Can the lines below, from the one that holds "What does this" to the very end, be echoed exactly, with both ends included and no pictures?

Dataset items -

.....

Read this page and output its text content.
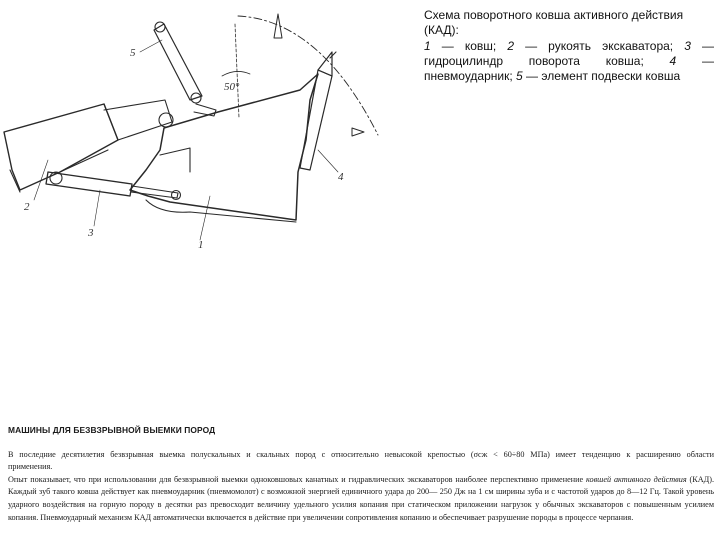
50°
5
2
3
1
4
Схема поворотного ковша активного действия (КАД):
1 — ковш; 2 — рукоять экскаватора; 3 — гидроцилиндр поворота ковша; 4 — пневмоударник; 5 — элемент подвески ковша
МАШИНЫ ДЛЯ БЕЗВЗРЫВНОЙ ВЫЕМКИ ПОРОД

В последние десятилетия безвзрывная выемка полускальных и скальных пород с относительно невысокой крепостью (σсж < 60÷80 МПа) имеет тенденцию к расширению области применения.

Опыт показывает, что при использовании для безвзрывной выемки одноковшовых канатных и гидравлических экскаваторов наиболее перспективно применение ковшей активного действия (КАД). Каждый зуб такого ковша действует как пневмоударник (пневмомолот) с возможной энергией единичного удара до 200— 250 Дж на 1 см ширины зуба и с частотой ударов до 8—12 Гц. Такой уровень ударного воздействия на горную породу в десятки раз превосходит величину удельного усилия копания при статическом приложении нагрузок у обычных экскаваторов с повышенным усилием копания. Пневмоударный механизм КАД автоматически включается в действие при увеличении сопротивления копанию и обеспечивает разрушение породы в процессе черпания.
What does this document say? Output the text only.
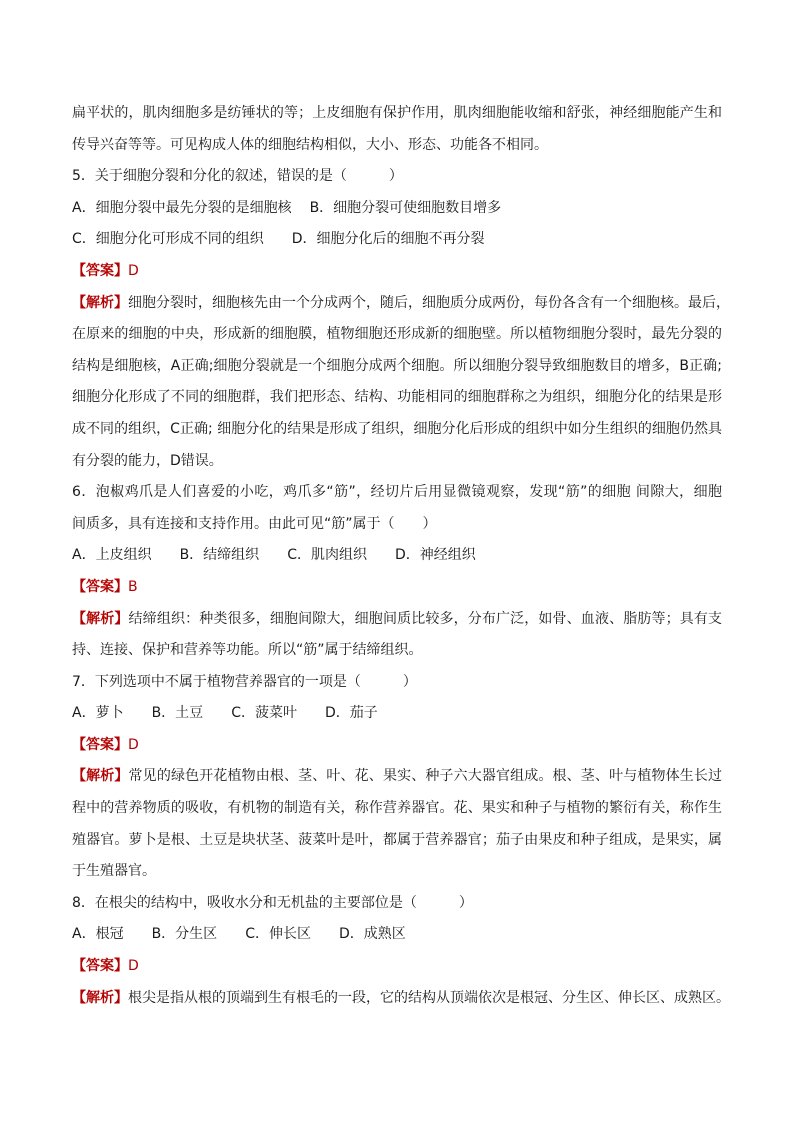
扁平状的，肌肉细胞多是纺锤状的等；上皮细胞有保护作用，肌肉细胞能收缩和舒张，神经细胞能产生和
传导兴奋等等。可见构成人体的细胞结构相似，大小、形态、功能各不相同。
5．关于细胞分裂和分化的叙述，错误的是（　　　）
A．细胞分裂中最先分裂的是细胞核 B．细胞分裂可使细胞数目增多
C．细胞分化可形成不同的组织 D．细胞分化后的细胞不再分裂
【答案】D
【解析】细胞分裂时，细胞核先由一个分成两个，随后，细胞质分成两份，每份各含有一个细胞核。最后，
在原来的细胞的中央，形成新的细胞膜，植物细胞还形成新的细胞壁。所以植物细胞分裂时，最先分裂的
结构是细胞核，A正确;细胞分裂就是一个细胞分成两个细胞。所以细胞分裂导致细胞数目的增多，B正确;
细胞分化形成了不同的细胞群，我们把形态、结构、功能相同的细胞群称之为组织，细胞分化的结果是形
成不同的组织，C正确; 细胞分化的结果是形成了组织，细胞分化后形成的组织中如分生组织的细胞仍然具
有分裂的能力，D错误。
6．泡椒鸡爪是人们喜爱的小吃，鸡爪多“筋”，经切片后用显微镜观察，发现“筋”的细胞 间隙大，细胞
间质多，具有连接和支持作用。由此可见“筋”属于（　　）
A．上皮组织 B．结缔组织 C．肌肉组织 D．神经组织
【答案】B
【解析】结缔组织：种类很多，细胞间隙大，细胞间质比较多，分布广泛，如骨、血液、脂肪等；具有支
持、连接、保护和营养等功能。所以“筋”属于结缔组织。
7．下列选项中不属于植物营养器官的一项是（　　　）
A．萝卜 B．土豆 C．菠菜叶 D．茄子
【答案】D
【解析】常见的绿色开花植物由根、茎、叶、花、果实、种子六大器官组成。根、茎、叶与植物体生长过
程中的营养物质的吸收，有机物的制造有关，称作营养器官。花、果实和种子与植物的繁衍有关，称作生
殖器官。萝卜是根、土豆是块状茎、菠菜叶是叶，都属于营养器官；茄子由果皮和种子组成，是果实，属
于生殖器官。
8．在根尖的结构中，吸收水分和无机盐的主要部位是（　　　）
A．根冠 B．分生区 C．伸长区 D．成熟区
【答案】D
【解析】根尖是指从根的顶端到生有根毛的一段，它的结构从顶端依次是根冠、分生区、伸长区、成熟区。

.....

Response to this task -
What does this document say? Output the text only.
扁平状的，肌肉细胞多是纺锤状的等；上皮细胞有保护作用，肌肉细胞能收缩和舒张，神经细胞能产生和
传导兴奋等等。可见构成人体的细胞结构相似，大小、形态、功能各不相同。
5．关于细胞分裂和分化的叙述，错误的是（　　　）
A．细胞分裂中最先分裂的是细胞核 B．细胞分裂可使细胞数目增多
C．细胞分化可形成不同的组织 D．细胞分化后的细胞不再分裂
【答案】D
【解析】细胞分裂时，细胞核先由一个分成两个，随后，细胞质分成两份，每份各含有一个细胞核。最后，
在原来的细胞的中央，形成新的细胞膜，植物细胞还形成新的细胞壁。所以植物细胞分裂时，最先分裂的
结构是细胞核，A正确;细胞分裂就是一个细胞分成两个细胞。所以细胞分裂导致细胞数目的增多，B正确;
细胞分化形成了不同的细胞群，我们把形态、结构、功能相同的细胞群称之为组织，细胞分化的结果是形
成不同的组织，C正确; 细胞分化的结果是形成了组织，细胞分化后形成的组织中如分生组织的细胞仍然具
有分裂的能力，D错误。
6．泡椒鸡爪是人们喜爱的小吃，鸡爪多“筋”，经切片后用显微镜观察，发现“筋”的细胞 间隙大，细胞
间质多，具有连接和支持作用。由此可见“筋”属于（　　）
A．上皮组织 B．结缔组织 C．肌肉组织 D．神经组织
【答案】B
【解析】结缔组织：种类很多，细胞间隙大，细胞间质比较多，分布广泛，如骨、血液、脂肪等；具有支
持、连接、保护和营养等功能。所以“筋”属于结缔组织。
7．下列选项中不属于植物营养器官的一项是（　　　）
A．萝卜 B．土豆 C．菠菜叶 D．茄子
【答案】D
【解析】常见的绿色开花植物由根、茎、叶、花、果实、种子六大器官组成。根、茎、叶与植物体生长过
程中的营养物质的吸收，有机物的制造有关，称作营养器官。花、果实和种子与植物的繁衍有关，称作生
殖器官。萝卜是根、土豆是块状茎、菠菜叶是叶，都属于营养器官；茄子由果皮和种子组成，是果实，属
于生殖器官。
8．在根尖的结构中，吸收水分和无机盐的主要部位是（　　　）
A．根冠 B．分生区 C．伸长区 D．成熟区
【答案】D
【解析】根尖是指从根的顶端到生有根毛的一段，它的结构从顶端依次是根冠、分生区、伸长区、成熟区。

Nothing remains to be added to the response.